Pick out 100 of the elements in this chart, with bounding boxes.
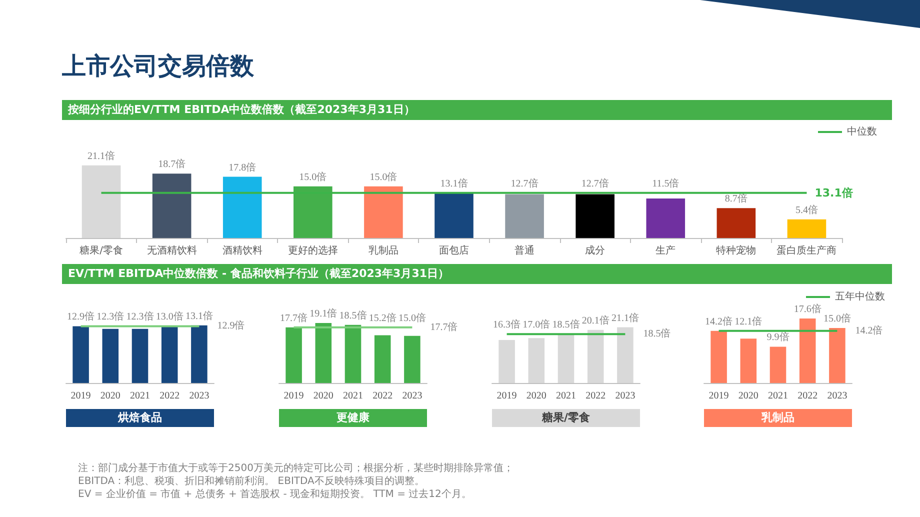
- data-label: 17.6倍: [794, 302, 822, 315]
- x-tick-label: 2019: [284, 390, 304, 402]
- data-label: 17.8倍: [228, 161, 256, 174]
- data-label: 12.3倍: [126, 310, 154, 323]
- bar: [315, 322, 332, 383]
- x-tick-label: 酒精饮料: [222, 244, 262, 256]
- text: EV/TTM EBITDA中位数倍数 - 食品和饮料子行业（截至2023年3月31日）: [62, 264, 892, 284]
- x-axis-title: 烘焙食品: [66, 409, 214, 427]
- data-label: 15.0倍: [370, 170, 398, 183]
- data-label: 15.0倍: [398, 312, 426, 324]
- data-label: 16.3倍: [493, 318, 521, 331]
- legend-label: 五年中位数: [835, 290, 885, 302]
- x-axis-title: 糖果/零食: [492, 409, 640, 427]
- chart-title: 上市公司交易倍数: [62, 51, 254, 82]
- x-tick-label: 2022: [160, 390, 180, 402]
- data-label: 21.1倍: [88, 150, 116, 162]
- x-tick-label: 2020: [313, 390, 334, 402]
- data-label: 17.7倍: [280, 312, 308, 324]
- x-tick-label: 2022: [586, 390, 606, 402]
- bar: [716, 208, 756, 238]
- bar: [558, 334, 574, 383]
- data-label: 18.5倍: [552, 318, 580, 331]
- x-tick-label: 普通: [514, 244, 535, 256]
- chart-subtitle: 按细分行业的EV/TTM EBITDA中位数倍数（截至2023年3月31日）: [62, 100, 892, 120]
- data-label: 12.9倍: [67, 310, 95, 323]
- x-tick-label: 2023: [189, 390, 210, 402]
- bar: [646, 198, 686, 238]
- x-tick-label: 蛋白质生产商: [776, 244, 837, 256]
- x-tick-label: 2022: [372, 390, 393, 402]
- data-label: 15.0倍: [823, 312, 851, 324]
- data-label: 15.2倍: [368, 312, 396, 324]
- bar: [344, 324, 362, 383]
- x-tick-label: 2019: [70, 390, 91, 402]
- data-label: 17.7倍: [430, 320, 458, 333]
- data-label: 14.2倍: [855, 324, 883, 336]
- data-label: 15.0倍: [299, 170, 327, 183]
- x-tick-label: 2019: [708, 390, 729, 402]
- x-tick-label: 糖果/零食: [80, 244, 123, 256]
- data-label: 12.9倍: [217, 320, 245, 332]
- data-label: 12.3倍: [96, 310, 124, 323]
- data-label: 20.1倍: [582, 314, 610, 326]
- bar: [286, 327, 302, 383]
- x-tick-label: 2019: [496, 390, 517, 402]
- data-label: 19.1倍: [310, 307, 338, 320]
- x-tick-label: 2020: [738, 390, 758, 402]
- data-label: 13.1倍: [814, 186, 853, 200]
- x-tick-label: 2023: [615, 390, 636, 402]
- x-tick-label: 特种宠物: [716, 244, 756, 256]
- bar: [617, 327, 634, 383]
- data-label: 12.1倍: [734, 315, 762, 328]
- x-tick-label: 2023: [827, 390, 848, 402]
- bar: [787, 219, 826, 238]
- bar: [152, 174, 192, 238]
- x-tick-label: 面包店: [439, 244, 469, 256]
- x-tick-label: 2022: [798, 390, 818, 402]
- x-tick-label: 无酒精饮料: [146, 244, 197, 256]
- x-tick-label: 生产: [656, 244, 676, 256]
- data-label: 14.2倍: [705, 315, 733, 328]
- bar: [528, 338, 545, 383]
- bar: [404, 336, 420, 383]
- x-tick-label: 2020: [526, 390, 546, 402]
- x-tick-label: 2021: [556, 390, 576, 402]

····················

Exercise
Lay out every line of the records above as a Markdown table with the columns Row and Line, numbering each row and skipping blank lines. Leave the pictures out.

Result of the exercise
| Row | Line |
|---|---|
| 1 | Pick out 100 of the elements in this chart, with bounding boxes. |
| 2 | - data-label: 17.6倍: [794, 302, 822, 315] |
| 3 | - x-tick-label: 2019: [284, 390, 304, 402] |
| 4 | - data-label: 17.8倍: [228, 161, 256, 174] |
| 5 | - data-label: 12.3倍: [126, 310, 154, 323] |
| 6 | - bar: [315, 322, 332, 383] |
| 7 | - x-tick-label: 酒精饮料: [222, 244, 262, 256] |
| 8 | - text: EV/TTM EBITDA中位数倍数 - 食品和饮料子行业（截至2023年3月31日）: [62, 264, 892, 284] |
| 9 | - x-axis-title: 烘焙食品: [66, 409, 214, 427] |
| 10 | - data-label: 15.0倍: [370, 170, 398, 183] |
| 11 | - data-label: 15.0倍: [398, 312, 426, 324] |
| 12 | - data-label: 16.3倍: [493, 318, 521, 331] |
| 13 | - legend-label: 五年中位数: [835, 290, 885, 302] |
| 14 | - x-axis-title: 糖果/零食: [492, 409, 640, 427] |
| 15 | - chart-title: 上市公司交易倍数: [62, 51, 254, 82] |
| 16 | - x-tick-label: 2022: [160, 390, 180, 402] |
| 17 | - data-label: 21.1倍: [88, 150, 116, 162] |
| 18 | - x-tick-label: 2020: [313, 390, 334, 402] |
| 19 | - data-label: 17.7倍: [280, 312, 308, 324] |
| 20 | - x-tick-label: 2022: [586, 390, 606, 402] |
| 21 | - bar: [716, 208, 756, 238] |
| 22 | - bar: [558, 334, 574, 383] |
| 23 | - data-label: 18.5倍: [552, 318, 580, 331] |
| 24 | - x-tick-label: 普通: [514, 244, 535, 256] |
| 25 | - chart-subtitle: 按细分行业的EV/TTM EBITDA中位数倍数（截至2023年3月31日）: [62, 100, 892, 120] |
| 26 | - data-label: 12.9倍: [67, 310, 95, 323] |
| 27 | - x-tick-label: 2023: [189, 390, 210, 402] |
| 28 | - bar: [646, 198, 686, 238] |
| 29 | - x-tick-label: 蛋白质生产商: [776, 244, 837, 256] |
| 30 | - x-tick-label: 2022: [372, 390, 393, 402] |
| 31 | - data-label: 15.0倍: [823, 312, 851, 324] |
| 32 | - data-label: 15.2倍: [368, 312, 396, 324] |
| 33 | - bar: [344, 324, 362, 383] |
| 34 | - x-tick-label: 2019: [70, 390, 91, 402] |
| 35 | - data-label: 17.7倍: [430, 320, 458, 333] |
| 36 | - data-label: 14.2倍: [855, 324, 883, 336] |
| 37 | - data-label: 15.0倍: [299, 170, 327, 183] |
| 38 | - x-tick-label: 2019: [708, 390, 729, 402] |
| 39 | - x-tick-label: 糖果/零食: [80, 244, 123, 256] |
| 40 | - data-label: 12.9倍: [217, 320, 245, 332] |
| 41 | - data-label: 12.3倍: [96, 310, 124, 323] |
| 42 | - data-label: 20.1倍: [582, 314, 610, 326] |
| 43 | - bar: [286, 327, 302, 383] |
| 44 | - x-tick-label: 2019: [496, 390, 517, 402] |
| 45 | - data-label: 19.1倍: [310, 307, 338, 320] |
| 46 | - x-tick-label: 2020: [738, 390, 758, 402] |
| 47 | - data-label: 13.1倍: [814, 186, 853, 200] |
| 48 | - x-tick-label: 2023: [615, 390, 636, 402] |
| 49 | - x-tick-label: 特种宠物: [716, 244, 756, 256] |
| 50 | - bar: [617, 327, 634, 383] |
| 51 | - data-label: 12.1倍: [734, 315, 762, 328] |
| 52 | - x-tick-label: 2023: [827, 390, 848, 402] |
| 53 | - bar: [787, 219, 826, 238] |
| 54 | - bar: [152, 174, 192, 238] |
| 55 | - x-tick-label: 面包店: [439, 244, 469, 256] |
| 56 | - x-tick-label: 2022: [798, 390, 818, 402] |
| 57 | - x-tick-label: 无酒精饮料: [146, 244, 197, 256] |
| 58 | - x-tick-label: 生产: [656, 244, 676, 256] |
| 59 | - data-label: 14.2倍: [705, 315, 733, 328] |
| 60 | - bar: [528, 338, 545, 383] |
| 61 | - bar: [404, 336, 420, 383] |
| 62 | - x-tick-label: 2020: [526, 390, 546, 402] |
| 63 | - x-tick-label: 2021: [556, 390, 576, 402] |